= The problem =
Go through the records and show each line where the word "voltage" occurs.

= Records provided =
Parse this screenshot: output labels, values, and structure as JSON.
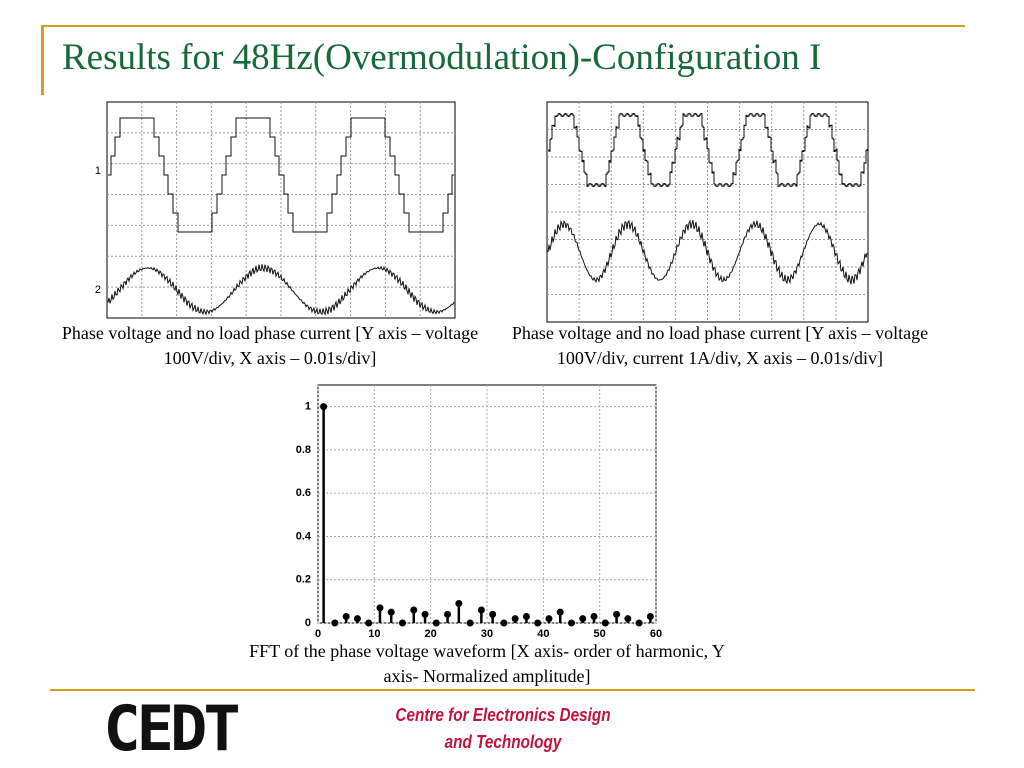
{
  "header": {
    "title": "Results for 48Hz(Overmodulation)-Configuration I"
  },
  "figures": [
    {
      "channel_labels": [
        "1",
        "2"
      ],
      "caption": "Phase voltage and no load phase current [Y axis – voltage 100V/div, X axis – 0.01s/div]"
    },
    {
      "caption": "Phase voltage and no load phase current [Y axis – voltage 100V/div, current 1A/div, X axis – 0.01s/div]"
    }
  ],
  "chart_data": {
    "type": "stem",
    "caption": "FFT of the phase voltage waveform [X axis- order of harmonic, Y axis- Normalized amplitude]",
    "x": [
      1,
      3,
      5,
      7,
      9,
      11,
      13,
      15,
      17,
      19,
      21,
      23,
      25,
      27,
      29,
      31,
      33,
      35,
      37,
      39,
      41,
      43,
      45,
      47,
      49,
      51,
      53,
      55,
      57,
      59
    ],
    "values": [
      1,
      0,
      0.03,
      0.02,
      0,
      0.07,
      0.05,
      0,
      0.06,
      0.04,
      0,
      0.04,
      0.09,
      0,
      0.06,
      0.04,
      0,
      0.02,
      0.03,
      0,
      0.02,
      0.05,
      0,
      0.02,
      0.03,
      0,
      0.04,
      0.02,
      0,
      0.03
    ],
    "color": "#000000",
    "xlim": [
      0,
      60
    ],
    "xticks": [
      0,
      10,
      20,
      30,
      40,
      50,
      60
    ],
    "ylim": [
      0,
      1.1
    ],
    "yticks": [
      0,
      0.2,
      0.4,
      0.6,
      0.8,
      1
    ],
    "grid": true
  },
  "footer": {
    "logo": "CEDT",
    "organization_line1": "Centre for Electronics Design",
    "organization_line2": "and Technology"
  }
}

= Completed task =
      "caption": "Phase voltage and no load phase current [Y axis – voltage 100V/div, X axis – 0.01s/div]"
      "caption": "Phase voltage and no load phase current [Y axis – voltage 100V/div, current 1A/div, X axis – 0.01s/div]"
    "caption": "FFT of the phase voltage waveform [X axis- order of harmonic, Y axis- Normalized amplitude]",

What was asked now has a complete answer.